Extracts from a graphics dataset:
※ ※ ※

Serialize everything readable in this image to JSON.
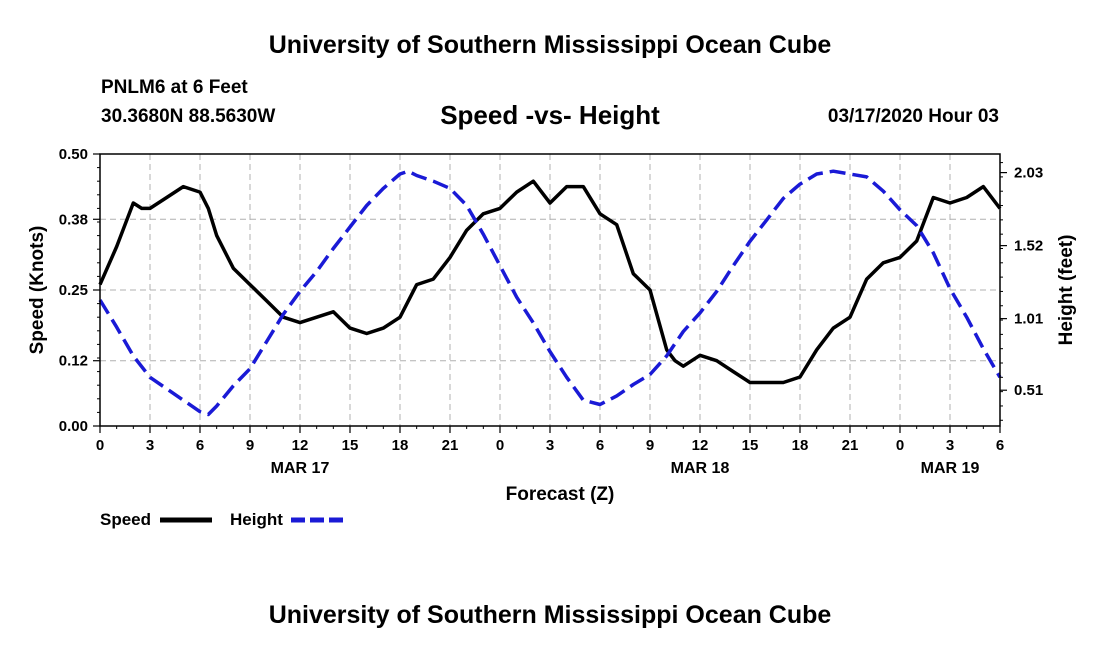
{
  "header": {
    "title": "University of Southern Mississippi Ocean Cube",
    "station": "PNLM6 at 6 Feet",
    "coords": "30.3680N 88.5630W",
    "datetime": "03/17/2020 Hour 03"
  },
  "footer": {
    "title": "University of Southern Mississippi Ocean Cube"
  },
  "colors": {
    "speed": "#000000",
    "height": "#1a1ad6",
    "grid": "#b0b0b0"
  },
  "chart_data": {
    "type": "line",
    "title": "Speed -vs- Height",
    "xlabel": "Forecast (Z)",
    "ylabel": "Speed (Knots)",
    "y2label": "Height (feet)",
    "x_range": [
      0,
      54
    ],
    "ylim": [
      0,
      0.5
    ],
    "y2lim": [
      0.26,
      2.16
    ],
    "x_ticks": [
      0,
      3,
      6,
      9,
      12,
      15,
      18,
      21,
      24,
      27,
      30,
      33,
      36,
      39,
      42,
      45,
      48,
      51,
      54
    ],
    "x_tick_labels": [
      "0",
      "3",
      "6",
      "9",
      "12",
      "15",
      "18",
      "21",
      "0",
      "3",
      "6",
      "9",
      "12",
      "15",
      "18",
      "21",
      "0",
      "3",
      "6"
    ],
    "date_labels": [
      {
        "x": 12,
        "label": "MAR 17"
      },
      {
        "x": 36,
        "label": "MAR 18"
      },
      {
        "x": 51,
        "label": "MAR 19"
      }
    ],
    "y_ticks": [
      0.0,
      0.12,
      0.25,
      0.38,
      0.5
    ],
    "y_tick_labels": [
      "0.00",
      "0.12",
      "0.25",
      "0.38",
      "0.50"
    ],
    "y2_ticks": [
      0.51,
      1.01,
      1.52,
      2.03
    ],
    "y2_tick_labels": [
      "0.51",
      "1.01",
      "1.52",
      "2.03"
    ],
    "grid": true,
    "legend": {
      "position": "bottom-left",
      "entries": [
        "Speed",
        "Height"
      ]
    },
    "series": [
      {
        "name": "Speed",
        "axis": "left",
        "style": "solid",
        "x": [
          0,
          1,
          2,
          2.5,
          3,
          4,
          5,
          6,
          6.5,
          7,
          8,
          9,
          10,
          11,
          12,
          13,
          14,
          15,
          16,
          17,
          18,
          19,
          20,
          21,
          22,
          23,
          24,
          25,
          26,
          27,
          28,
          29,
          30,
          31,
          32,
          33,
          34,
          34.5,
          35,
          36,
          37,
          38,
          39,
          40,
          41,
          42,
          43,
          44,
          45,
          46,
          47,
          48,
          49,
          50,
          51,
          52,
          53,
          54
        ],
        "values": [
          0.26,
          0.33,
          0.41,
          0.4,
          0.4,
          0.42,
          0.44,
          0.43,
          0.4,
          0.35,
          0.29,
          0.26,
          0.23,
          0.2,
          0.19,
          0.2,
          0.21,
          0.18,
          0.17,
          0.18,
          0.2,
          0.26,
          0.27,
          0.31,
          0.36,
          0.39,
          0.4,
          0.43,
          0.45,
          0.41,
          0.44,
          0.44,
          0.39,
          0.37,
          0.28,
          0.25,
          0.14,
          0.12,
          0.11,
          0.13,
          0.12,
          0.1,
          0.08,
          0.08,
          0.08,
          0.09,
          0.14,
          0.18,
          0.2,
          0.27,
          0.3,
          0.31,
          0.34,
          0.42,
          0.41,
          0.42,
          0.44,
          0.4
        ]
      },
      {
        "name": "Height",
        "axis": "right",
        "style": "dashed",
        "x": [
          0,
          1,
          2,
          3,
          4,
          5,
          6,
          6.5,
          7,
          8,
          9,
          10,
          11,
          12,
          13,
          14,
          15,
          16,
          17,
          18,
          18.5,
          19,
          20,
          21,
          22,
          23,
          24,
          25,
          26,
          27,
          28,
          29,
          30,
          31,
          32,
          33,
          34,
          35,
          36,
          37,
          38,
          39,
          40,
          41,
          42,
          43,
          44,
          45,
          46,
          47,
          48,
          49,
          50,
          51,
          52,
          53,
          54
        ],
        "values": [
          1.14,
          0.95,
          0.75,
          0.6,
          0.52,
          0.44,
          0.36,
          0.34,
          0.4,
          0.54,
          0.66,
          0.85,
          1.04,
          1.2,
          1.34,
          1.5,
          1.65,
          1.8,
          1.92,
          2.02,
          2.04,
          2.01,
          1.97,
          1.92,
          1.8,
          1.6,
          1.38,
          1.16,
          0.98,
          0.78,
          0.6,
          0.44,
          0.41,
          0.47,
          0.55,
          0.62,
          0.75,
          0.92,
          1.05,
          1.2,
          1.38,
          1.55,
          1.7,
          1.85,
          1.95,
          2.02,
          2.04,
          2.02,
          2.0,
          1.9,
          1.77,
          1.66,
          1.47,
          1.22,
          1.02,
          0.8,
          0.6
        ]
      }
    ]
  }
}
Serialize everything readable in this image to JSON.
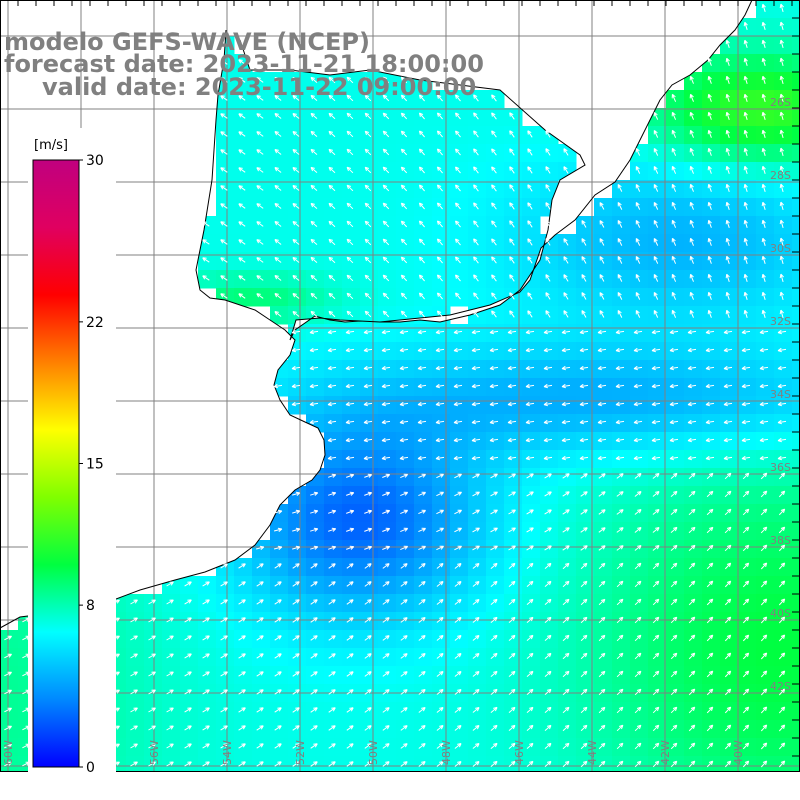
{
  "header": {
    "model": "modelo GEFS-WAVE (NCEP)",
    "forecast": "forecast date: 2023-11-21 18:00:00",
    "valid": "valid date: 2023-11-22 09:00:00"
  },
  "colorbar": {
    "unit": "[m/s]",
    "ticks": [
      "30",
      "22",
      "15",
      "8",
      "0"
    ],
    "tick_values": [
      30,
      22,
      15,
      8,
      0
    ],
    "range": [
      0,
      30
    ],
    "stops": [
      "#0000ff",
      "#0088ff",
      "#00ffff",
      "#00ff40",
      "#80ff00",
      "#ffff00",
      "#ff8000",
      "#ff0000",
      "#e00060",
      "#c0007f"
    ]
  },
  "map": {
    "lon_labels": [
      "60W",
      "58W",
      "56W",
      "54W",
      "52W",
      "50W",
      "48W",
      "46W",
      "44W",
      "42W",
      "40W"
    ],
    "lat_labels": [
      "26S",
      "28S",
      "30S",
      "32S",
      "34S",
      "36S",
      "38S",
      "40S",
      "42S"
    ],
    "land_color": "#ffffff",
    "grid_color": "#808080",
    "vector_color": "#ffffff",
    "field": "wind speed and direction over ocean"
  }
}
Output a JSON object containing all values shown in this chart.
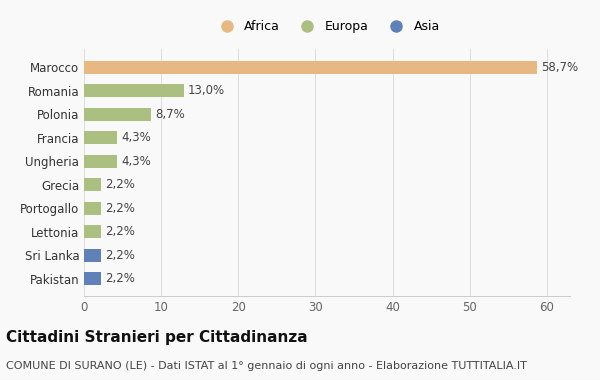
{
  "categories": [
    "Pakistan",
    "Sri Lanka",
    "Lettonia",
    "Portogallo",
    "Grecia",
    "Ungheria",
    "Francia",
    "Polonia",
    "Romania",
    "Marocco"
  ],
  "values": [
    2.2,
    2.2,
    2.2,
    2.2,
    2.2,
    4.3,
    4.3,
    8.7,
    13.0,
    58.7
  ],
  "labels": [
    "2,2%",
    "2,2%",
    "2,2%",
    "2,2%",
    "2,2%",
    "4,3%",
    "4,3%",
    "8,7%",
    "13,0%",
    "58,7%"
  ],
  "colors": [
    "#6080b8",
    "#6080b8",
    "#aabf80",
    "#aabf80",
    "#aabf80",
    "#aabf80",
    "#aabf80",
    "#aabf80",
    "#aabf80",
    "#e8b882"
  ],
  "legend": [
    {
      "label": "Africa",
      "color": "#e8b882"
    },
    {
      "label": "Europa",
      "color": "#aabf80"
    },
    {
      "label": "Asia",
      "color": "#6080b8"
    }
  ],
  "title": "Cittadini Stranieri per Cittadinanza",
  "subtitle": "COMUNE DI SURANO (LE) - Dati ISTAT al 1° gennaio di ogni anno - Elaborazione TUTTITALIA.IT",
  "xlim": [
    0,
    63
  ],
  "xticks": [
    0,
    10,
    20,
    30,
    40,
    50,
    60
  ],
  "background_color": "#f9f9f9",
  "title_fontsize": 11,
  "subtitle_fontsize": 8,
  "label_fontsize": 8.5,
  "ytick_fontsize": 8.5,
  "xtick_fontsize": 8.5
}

※ ※ ※

REQUIREMENTS: Copy exactly the lines from the line containing "Output a JSON" through the last line of the records, both included, and omit every picture.

OUTPUT:
Output a JSON object containing all values shown in this chart.
{
  "categories": [
    "Pakistan",
    "Sri Lanka",
    "Lettonia",
    "Portogallo",
    "Grecia",
    "Ungheria",
    "Francia",
    "Polonia",
    "Romania",
    "Marocco"
  ],
  "values": [
    2.2,
    2.2,
    2.2,
    2.2,
    2.2,
    4.3,
    4.3,
    8.7,
    13.0,
    58.7
  ],
  "labels": [
    "2,2%",
    "2,2%",
    "2,2%",
    "2,2%",
    "2,2%",
    "4,3%",
    "4,3%",
    "8,7%",
    "13,0%",
    "58,7%"
  ],
  "colors": [
    "#6080b8",
    "#6080b8",
    "#aabf80",
    "#aabf80",
    "#aabf80",
    "#aabf80",
    "#aabf80",
    "#aabf80",
    "#aabf80",
    "#e8b882"
  ],
  "legend": [
    {
      "label": "Africa",
      "color": "#e8b882"
    },
    {
      "label": "Europa",
      "color": "#aabf80"
    },
    {
      "label": "Asia",
      "color": "#6080b8"
    }
  ],
  "title": "Cittadini Stranieri per Cittadinanza",
  "subtitle": "COMUNE DI SURANO (LE) - Dati ISTAT al 1° gennaio di ogni anno - Elaborazione TUTTITALIA.IT",
  "xlim": [
    0,
    63
  ],
  "xticks": [
    0,
    10,
    20,
    30,
    40,
    50,
    60
  ],
  "background_color": "#f9f9f9",
  "title_fontsize": 11,
  "subtitle_fontsize": 8,
  "label_fontsize": 8.5,
  "ytick_fontsize": 8.5,
  "xtick_fontsize": 8.5
}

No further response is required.